■ **TO DO**
Word for word, restate every line of the listing that follows.

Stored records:
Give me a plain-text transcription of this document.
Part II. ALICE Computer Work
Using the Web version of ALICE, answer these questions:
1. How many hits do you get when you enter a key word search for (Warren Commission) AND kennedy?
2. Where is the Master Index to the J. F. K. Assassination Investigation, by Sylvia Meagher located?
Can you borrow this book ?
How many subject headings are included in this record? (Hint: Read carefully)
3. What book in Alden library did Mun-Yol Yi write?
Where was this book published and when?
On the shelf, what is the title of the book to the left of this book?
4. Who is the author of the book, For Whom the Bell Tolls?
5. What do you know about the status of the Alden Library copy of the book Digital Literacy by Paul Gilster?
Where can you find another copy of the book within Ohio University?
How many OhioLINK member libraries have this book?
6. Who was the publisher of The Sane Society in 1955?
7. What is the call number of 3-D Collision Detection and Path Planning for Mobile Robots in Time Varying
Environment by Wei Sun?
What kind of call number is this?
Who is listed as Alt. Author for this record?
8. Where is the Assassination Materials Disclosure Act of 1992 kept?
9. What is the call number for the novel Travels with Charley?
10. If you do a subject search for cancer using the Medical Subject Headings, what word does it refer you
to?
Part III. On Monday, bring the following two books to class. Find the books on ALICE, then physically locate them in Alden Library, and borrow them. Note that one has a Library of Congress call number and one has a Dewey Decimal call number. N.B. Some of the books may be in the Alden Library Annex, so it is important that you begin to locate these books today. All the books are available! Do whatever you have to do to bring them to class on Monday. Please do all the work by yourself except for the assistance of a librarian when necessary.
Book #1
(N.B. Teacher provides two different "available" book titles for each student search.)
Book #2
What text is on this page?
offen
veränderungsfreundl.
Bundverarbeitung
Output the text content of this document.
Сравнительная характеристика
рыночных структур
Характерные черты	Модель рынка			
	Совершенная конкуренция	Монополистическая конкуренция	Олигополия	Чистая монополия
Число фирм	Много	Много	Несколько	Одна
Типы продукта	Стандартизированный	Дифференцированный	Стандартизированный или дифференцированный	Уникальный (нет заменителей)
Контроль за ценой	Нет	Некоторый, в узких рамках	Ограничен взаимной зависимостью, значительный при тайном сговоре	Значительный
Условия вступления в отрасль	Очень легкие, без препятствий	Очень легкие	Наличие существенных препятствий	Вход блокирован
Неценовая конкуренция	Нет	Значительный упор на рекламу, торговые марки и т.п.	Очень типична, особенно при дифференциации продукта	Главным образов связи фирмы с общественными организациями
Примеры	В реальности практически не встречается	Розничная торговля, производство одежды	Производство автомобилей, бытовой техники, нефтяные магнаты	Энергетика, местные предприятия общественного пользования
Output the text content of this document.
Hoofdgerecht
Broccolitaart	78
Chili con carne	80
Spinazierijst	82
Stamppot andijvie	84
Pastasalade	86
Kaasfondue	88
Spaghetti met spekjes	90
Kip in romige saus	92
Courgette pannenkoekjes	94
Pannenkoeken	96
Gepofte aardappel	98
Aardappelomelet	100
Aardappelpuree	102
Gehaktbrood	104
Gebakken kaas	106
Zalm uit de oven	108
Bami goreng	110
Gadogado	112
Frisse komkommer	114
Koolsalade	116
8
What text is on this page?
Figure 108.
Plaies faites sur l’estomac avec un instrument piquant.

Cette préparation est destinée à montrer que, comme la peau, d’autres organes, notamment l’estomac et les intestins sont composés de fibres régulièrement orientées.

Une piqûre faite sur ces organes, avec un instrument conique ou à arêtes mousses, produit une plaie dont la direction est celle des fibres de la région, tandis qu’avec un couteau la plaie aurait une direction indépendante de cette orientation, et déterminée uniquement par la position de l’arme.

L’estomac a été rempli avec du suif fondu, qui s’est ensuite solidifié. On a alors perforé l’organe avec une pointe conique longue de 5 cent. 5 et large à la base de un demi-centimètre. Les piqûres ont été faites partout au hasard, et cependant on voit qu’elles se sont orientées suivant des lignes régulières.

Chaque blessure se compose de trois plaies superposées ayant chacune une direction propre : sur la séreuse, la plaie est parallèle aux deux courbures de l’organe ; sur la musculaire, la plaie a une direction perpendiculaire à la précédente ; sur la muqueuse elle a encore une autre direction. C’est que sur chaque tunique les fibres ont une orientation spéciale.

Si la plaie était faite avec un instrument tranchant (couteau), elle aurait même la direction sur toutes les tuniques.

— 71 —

■ **ANSWER TO THE PROBLEM**
Give me a plain-text transcription of this document.
Part II. ALICE Computer Work
Using the Web version of ALICE, answer these questions:
1. How many hits do you get when you enter a key word search for (Warren Commission) AND kennedy?
2. Where is the Master Index to the J. F. K. Assassination Investigation, by Sylvia Meagher located?
Can you borrow this book ?
How many subject headings are included in this record? (Hint: Read carefully)
3. What book in Alden library did Mun-Yol Yi write?
Where was this book published and when?
On the shelf, what is the title of the book to the left of this book?
4. Who is the author of the book, For Whom the Bell Tolls?
5. What do you know about the status of the Alden Library copy of the book Digital Literacy by Paul Gilster?
Where can you find another copy of the book within Ohio University?
How many OhioLINK member libraries have this book?
6. Who was the publisher of The Sane Society in 1955?
7. What is the call number of 3-D Collision Detection and Path Planning for Mobile Robots in Time Varying
Environment by Wei Sun?
What kind of call number is this?
Who is listed as Alt. Author for this record?
8. Where is the Assassination Materials Disclosure Act of 1992 kept?
9. What is the call number for the novel Travels with Charley?
10. If you do a subject search for cancer using the Medical Subject Headings, what word does it refer you
to?
Part III. On Monday, bring the following two books to class. Find the books on ALICE, then physically locate them in Alden Library, and borrow them. Note that one has a Library of Congress call number and one has a Dewey Decimal call number. N.B. Some of the books may be in the Alden Library Annex, so it is important that you begin to locate these books today. All the books are available! Do whatever you have to do to bring them to class on Monday. Please do all the work by yourself except for the assistance of a librarian when necessary.
Book #1
(N.B. Teacher provides two different "available" book titles for each student search.)
Book #2
What text is on this page?
offen
veränderungsfreundl.
Bundverarbeitung
Output the text content of this document.
Сравнительная характеристика
рыночных структур
Характерные черты	Модель рынка			
	Совершенная конкуренция	Монополистическая конкуренция	Олигополия	Чистая монополия
Число фирм	Много	Много	Несколько	Одна
Типы продукта	Стандартизированный	Дифференцированный	Стандартизированный или дифференцированный	Уникальный (нет заменителей)
Контроль за ценой	Нет	Некоторый, в узких рамках	Ограничен взаимной зависимостью, значительный при тайном сговоре	Значительный
Условия вступления в отрасль	Очень легкие, без препятствий	Очень легкие	Наличие существенных препятствий	Вход блокирован
Неценовая конкуренция	Нет	Значительный упор на рекламу, торговые марки и т.п.	Очень типична, особенно при дифференциации продукта	Главным образов связи фирмы с общественными организациями
Примеры	В реальности практически не встречается	Розничная торговля, производство одежды	Производство автомобилей, бытовой техники, нефтяные магнаты	Энергетика, местные предприятия общественного пользования
Output the text content of this document.
Hoofdgerecht
Broccolitaart	78
Chili con carne	80
Spinazierijst	82
Stamppot andijvie	84
Pastasalade	86
Kaasfondue	88
Spaghetti met spekjes	90
Kip in romige saus	92
Courgette pannenkoekjes	94
Pannenkoeken	96
Gepofte aardappel	98
Aardappelomelet	100
Aardappelpuree	102
Gehaktbrood	104
Gebakken kaas	106
Zalm uit de oven	108
Bami goreng	110
Gadogado	112
Frisse komkommer	114
Koolsalade	116
8
What text is on this page?
Figure 108.
Plaies faites sur l’estomac avec un instrument piquant.

Cette préparation est destinée à montrer que, comme la peau, d’autres organes, notamment l’estomac et les intestins sont composés de fibres régulièrement orientées.

Une piqûre faite sur ces organes, avec un instrument conique ou à arêtes mousses, produit une plaie dont la direction est celle des fibres de la région, tandis qu’avec un couteau la plaie aurait une direction indépendante de cette orientation, et déterminée uniquement par la position de l’arme.

L’estomac a été rempli avec du suif fondu, qui s’est ensuite solidifié. On a alors perforé l’organe avec une pointe conique longue de 5 cent. 5 et large à la base de un demi-centimètre. Les piqûres ont été faites partout au hasard, et cependant on voit qu’elles se sont orientées suivant des lignes régulières.

Chaque blessure se compose de trois plaies superposées ayant chacune une direction propre : sur la séreuse, la plaie est parallèle aux deux courbures de l’organe ; sur la musculaire, la plaie a une direction perpendiculaire à la précédente ; sur la muqueuse elle a encore une autre direction. C’est que sur chaque tunique les fibres ont une orientation spéciale.

Si la plaie était faite avec un instrument tranchant (couteau), elle aurait même la direction sur toutes les tuniques.

— 71 —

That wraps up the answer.